*** Opening EXERCISE PASSAGE ***

What do you pack for the rest of your life? Shepherd Knacker has been saving all his working life for his retirement escape route: a one-way ticket to a small island off the coast of Africa. He's sold his successful handyman business for a million dollars and is now ready to embark on his 'Afterlife'. However, when his wife, Glynis, is diagnosed with an extremely rare and aggressive form of cancer, Shepherd's dreams of an exotic adventure are firmly put on hold.
Suddenly a million dollars doesn’t seem like all that much, as the exorbitant cost sends this once-well-off couple hurtling towards bankruptcy and both are forced to face the uncomfortable question: how much money is one life worth?
This is classic Lionel Shriver, a profoundly emotive and brutally honest novel tackling the things we don’t talk about: illness, death and money. It is also, perversely, a highly entertaining and compelling novel about illness, the telling of which drives right at the heart of human relationships. Illness brings Shepherd and Glynis closer together and, as Shepherd observes, "Maybe you never really know someone until they’re dying."
Lionel Shriver’s novels include 'The Post-Birthday World', 'We Need to Talk about Kevin', 'A Perfectly Good Family' and 'Checker and the Derailleurs'. Her writing has appeared in the 'Guardian', the 'New York Times', the 'Wall Street Journal' and many other publications. She lives in London.
'The Immortal Life of Henrietta Lacks' by Rebecca Skloot, Pan Macmillan - Macmillan, £7.99 (non-fiction)
Her name was Henrietta Lacks, but scientists knew her as HeLa. She was a poor Southern tobacco farmer whose cancer cells taken without her knowledge and became one of the most important tools in medicine. The first immortal human tissue grown in culture, HeLa cells were vital for developing the polio vaccine; uncovered secrets of cancer, viruses, and the effects of the atom bomb; helped lead to important advances such as in vitro fertilisation, cloning and gene mapping; and have been bought and sold by the billions. Yet Henrietta herself remains virtually unknown, buried in an unmarked grave.
Now Rebecca Skloot takes us on an extraordinary journey in search of Henrietta’s story, from the coloured ward of Johns Hopkins Hospital in the 1950s to East Baltimore today, where her children and grandchildren live, and struggle with the legacy of her cells. Full of warmth and questing intelligence, astonishing in scope and impossible to put down, 'The Immortal Life of Henrietta Lacks' captures the beauty and drama of scientific discovery, as well as its human consequences.
Rebecca Skloot is an award-winning science writer whose articles have appeared in the 'New York Times Magazine' and 'O, The Oprah Magazine', among others. She has worked as a correspondent for NPR’s 'RadioLab' and PBS’s 'Nova ScienceNOW', and blogs about science, life, and writing at Culture Dish, hosted by 'Seed' magazine. She also teaches creative nonfiction at the University of Memphis.
'Angel of Death: The story of smallpox' by Gareth Williams, Palgrave Macmillan, £18.99 (non-fiction)
'Angel of Death' exposes the life-changing effects of the devastating disease of smallpox through the eyes of those whose lives were changed for ever by the disease, ranging from smallpox victims to those caught up in the battle for and against vaccination, includingDr Edward Jenner, ‘the father of all vaccination’.
A timely, accessible and engaging story, 'Angel of Death' explores contemporary attitudes to disease, including original and engaging insights into the anti-vaccination campaigns that remain active today, and into the many unlearned lessons of smallpox, bringing to life one of the most enthralling, life-changing success stories in the history of medicine and human life.
Gareth Williams is Professor of Medicine and former Dean of Faculty at the University of Bristol.

*** Closing EXERCISE PASSAGE ***
*** Opening DATA ***

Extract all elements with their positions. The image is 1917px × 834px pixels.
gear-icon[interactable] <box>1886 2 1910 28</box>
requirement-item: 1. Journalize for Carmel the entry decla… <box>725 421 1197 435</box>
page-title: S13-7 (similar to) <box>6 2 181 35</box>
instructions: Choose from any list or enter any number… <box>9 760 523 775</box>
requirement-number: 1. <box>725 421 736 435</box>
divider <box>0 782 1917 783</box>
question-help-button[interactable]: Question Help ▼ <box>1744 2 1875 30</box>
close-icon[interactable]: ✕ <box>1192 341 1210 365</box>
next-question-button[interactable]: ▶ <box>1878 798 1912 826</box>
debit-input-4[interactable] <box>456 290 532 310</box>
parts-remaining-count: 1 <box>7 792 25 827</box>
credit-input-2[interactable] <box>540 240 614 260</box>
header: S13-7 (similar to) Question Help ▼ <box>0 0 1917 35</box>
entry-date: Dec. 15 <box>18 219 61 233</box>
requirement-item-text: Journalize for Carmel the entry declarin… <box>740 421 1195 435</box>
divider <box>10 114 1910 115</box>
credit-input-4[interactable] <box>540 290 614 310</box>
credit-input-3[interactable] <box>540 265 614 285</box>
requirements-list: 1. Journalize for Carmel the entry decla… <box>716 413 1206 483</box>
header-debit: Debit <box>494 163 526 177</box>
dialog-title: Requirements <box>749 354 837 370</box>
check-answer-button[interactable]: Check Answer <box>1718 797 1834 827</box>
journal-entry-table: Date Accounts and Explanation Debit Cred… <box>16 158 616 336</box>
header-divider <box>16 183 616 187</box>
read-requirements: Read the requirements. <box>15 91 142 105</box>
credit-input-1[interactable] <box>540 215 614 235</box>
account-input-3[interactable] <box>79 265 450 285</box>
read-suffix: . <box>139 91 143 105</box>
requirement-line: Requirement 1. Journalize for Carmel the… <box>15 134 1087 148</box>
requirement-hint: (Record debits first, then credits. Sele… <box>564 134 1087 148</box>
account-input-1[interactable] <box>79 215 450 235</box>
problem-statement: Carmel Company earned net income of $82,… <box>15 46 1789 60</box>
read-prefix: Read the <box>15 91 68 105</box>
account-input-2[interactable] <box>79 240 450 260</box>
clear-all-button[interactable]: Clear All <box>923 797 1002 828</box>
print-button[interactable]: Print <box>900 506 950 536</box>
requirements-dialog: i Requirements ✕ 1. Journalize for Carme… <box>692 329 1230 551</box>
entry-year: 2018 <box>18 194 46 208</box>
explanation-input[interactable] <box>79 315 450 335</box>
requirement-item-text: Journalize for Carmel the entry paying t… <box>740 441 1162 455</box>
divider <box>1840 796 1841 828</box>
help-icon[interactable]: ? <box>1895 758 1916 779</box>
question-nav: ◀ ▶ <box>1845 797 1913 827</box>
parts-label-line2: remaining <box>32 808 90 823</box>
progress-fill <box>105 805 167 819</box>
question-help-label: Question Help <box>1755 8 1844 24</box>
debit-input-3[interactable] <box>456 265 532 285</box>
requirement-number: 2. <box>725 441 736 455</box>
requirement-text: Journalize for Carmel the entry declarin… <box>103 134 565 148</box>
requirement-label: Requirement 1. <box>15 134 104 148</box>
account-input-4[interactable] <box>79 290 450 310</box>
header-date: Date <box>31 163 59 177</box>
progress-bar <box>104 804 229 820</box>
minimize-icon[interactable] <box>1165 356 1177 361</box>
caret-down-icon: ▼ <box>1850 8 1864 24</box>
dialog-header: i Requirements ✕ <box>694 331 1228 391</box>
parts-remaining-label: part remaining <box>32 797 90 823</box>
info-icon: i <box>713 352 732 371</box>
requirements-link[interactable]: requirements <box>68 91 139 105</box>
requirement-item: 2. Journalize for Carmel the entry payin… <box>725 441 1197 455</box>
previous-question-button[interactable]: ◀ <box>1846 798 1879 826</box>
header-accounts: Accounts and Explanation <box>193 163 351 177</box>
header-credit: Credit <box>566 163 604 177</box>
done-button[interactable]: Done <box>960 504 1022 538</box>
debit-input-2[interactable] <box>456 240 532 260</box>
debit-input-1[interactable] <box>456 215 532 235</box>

*** Closing DATA ***

=== WHAT YOU NEED TO DO ===
a - Using the book descriptions, decide whether each statement agrees with the text: (i) Shepherd Knacker sold his handyman business for a million dollars; (ii) Rebecca Skloot teaches creative nonfiction at the University of Bristol; (iii) HeLa cells were vital for developing the polio vaccine. For each one, answer yes or no and quote the words of the text that decide it.
b - Retype the stretch of the book descriptions from "Suddenly a million" through "one life worth?", changing nothing.
You can complete this work without consulting the records.

=== SOLUTIONS BY TASK ===
a -
(i) Yes: "He's sold his successful handyman business for a million dollars"
(ii) No: "She also teaches creative nonfiction at the University of Memphis."
(iii) Yes: "HeLa cells were vital for developing the polio vaccine"

b -
Suddenly a million dollars doesn’t seem like all that much, as the exorbitant cost sends this once-well-off couple hurtling towards bankruptcy and both are forced to face the uncomfortable question: how much money is one life worth?